*Written request:*
Scan the material below for lines with the word "أبوه" and report how many there are, with nothing added.

*Records provided:*
━━━━━━━━

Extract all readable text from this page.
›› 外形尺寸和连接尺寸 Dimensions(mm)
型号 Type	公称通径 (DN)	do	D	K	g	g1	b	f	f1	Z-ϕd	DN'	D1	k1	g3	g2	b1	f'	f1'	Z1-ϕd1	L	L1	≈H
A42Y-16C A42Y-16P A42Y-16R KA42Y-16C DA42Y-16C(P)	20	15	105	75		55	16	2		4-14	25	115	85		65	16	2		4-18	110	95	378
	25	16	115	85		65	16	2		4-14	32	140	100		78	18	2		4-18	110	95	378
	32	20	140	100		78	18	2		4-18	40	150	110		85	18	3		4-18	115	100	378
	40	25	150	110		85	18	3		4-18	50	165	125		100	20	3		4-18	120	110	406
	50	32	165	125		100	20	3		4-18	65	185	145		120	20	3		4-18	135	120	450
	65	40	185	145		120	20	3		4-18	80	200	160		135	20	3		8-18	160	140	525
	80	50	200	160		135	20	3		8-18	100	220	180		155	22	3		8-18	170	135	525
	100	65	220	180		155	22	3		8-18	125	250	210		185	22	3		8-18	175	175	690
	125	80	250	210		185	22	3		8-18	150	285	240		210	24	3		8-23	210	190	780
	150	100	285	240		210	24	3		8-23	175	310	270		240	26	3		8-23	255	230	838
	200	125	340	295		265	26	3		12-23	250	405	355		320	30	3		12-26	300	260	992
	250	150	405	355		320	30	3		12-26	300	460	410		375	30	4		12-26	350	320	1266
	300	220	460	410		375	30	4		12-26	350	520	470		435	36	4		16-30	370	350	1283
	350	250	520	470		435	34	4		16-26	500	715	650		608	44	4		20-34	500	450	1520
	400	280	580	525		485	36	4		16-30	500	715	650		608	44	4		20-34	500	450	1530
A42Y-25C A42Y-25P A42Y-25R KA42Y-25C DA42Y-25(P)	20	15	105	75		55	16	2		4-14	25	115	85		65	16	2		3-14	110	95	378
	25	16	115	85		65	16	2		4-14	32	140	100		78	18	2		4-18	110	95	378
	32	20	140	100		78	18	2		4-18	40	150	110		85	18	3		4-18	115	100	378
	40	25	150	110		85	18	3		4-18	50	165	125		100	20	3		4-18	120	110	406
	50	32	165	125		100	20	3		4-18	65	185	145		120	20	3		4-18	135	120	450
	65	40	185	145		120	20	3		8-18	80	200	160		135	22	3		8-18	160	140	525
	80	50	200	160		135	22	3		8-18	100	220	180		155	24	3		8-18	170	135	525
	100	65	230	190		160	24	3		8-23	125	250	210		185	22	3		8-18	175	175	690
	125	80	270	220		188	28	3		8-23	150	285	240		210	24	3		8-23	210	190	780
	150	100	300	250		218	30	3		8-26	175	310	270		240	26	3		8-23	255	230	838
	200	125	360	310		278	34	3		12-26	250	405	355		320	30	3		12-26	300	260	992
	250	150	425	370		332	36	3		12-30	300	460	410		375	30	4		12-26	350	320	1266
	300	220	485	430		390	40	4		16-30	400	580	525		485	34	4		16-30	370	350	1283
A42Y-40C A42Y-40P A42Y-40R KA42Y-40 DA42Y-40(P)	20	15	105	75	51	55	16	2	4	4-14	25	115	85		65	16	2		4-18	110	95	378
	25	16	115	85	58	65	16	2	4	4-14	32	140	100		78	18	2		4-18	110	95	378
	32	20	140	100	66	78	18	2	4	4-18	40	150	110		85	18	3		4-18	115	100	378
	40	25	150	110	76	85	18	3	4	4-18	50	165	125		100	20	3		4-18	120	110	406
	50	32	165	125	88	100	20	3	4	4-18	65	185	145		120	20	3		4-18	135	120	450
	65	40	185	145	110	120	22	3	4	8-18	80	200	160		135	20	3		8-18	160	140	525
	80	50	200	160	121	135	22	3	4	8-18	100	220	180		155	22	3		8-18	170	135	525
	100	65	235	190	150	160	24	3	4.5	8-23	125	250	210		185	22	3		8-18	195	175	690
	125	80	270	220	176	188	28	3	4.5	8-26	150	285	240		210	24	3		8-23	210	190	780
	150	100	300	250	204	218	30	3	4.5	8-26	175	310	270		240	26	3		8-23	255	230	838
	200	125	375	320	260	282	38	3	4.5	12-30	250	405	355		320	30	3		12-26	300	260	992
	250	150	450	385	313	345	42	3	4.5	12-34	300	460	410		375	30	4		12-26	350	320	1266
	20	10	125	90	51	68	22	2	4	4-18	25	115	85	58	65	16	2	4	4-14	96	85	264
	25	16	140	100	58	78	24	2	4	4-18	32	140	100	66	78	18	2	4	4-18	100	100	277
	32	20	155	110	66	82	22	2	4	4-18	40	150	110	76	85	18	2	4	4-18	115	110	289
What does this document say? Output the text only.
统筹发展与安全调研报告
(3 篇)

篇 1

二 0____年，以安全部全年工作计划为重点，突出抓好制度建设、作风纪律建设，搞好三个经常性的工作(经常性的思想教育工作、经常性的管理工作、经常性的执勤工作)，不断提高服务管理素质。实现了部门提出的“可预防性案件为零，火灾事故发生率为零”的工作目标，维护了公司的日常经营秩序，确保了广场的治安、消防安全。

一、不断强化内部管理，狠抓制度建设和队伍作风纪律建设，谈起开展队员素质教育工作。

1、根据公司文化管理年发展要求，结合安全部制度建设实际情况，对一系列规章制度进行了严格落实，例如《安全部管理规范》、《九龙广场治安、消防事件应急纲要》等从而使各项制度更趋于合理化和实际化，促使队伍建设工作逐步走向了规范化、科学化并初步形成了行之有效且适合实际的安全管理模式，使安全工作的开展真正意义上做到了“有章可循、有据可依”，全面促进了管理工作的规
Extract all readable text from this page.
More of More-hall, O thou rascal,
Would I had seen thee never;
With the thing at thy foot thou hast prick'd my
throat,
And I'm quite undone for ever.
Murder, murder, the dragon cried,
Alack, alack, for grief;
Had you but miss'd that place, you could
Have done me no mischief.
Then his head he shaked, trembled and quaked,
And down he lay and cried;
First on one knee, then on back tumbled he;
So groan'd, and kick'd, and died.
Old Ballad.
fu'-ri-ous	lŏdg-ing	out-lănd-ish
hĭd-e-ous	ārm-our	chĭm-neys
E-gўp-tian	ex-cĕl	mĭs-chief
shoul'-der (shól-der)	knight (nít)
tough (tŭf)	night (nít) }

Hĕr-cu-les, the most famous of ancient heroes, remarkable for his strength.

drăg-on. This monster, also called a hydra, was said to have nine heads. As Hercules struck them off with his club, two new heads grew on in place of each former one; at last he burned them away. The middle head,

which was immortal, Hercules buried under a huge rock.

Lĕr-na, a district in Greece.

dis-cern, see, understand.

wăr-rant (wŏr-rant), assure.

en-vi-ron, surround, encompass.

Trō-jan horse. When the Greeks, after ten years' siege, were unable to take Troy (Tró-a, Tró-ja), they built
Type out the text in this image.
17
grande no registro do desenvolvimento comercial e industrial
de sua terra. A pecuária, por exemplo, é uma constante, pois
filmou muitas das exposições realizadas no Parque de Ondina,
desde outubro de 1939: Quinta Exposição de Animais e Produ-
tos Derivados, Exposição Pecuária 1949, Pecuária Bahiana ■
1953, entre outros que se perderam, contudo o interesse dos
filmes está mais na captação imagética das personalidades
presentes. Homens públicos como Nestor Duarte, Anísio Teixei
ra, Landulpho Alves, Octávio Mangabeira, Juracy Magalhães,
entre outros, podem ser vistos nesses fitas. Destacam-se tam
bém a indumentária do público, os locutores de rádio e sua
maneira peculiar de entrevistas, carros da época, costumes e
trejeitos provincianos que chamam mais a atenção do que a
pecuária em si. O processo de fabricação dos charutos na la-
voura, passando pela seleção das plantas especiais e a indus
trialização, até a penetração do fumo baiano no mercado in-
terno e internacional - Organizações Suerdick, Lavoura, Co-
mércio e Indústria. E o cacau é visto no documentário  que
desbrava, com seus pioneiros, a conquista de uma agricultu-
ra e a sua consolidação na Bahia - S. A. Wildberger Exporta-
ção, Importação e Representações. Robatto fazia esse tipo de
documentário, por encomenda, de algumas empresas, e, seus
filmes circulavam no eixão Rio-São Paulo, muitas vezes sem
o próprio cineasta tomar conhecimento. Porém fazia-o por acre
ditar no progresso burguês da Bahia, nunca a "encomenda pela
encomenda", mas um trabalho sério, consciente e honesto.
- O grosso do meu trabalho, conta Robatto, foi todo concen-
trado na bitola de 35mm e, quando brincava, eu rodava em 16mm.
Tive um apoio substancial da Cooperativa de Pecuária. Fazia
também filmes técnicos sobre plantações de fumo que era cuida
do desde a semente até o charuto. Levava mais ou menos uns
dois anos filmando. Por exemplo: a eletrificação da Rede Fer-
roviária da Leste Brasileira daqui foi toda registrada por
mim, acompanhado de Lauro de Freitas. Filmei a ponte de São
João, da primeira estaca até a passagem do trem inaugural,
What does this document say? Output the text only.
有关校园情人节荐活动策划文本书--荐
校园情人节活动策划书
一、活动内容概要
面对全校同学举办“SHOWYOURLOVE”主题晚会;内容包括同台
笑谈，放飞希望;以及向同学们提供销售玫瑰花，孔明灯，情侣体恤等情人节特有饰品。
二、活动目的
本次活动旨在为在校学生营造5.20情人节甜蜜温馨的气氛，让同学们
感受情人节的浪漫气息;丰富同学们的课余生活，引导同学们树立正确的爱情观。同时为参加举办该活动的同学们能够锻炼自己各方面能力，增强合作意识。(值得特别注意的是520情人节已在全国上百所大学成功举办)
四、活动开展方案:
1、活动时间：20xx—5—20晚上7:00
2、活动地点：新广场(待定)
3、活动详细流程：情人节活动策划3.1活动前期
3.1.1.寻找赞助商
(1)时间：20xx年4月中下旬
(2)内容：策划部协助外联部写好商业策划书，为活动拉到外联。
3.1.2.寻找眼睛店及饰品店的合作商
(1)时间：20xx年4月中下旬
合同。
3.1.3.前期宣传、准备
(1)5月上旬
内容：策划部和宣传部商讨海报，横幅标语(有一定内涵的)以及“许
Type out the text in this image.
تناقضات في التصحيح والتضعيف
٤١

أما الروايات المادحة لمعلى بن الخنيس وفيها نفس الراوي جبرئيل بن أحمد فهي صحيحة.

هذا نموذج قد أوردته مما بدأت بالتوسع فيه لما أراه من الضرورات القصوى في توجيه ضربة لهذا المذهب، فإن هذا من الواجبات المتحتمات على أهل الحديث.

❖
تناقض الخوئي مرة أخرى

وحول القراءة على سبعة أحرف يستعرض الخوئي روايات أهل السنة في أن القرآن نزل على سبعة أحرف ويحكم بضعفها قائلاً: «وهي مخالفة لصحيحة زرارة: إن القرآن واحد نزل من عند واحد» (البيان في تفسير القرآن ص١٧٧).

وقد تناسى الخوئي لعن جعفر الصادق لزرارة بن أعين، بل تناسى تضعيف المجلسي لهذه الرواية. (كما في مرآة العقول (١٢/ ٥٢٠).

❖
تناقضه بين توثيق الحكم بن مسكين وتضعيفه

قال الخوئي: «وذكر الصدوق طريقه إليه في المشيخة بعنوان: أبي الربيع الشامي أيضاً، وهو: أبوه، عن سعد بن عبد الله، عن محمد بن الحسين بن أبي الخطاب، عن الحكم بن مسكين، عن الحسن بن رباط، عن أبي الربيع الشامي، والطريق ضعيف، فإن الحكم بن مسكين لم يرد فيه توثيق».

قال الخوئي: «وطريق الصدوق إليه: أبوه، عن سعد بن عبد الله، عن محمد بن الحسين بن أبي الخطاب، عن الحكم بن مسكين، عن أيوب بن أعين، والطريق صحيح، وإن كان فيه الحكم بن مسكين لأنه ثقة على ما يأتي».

━━━━━━━━

*Reply:*
2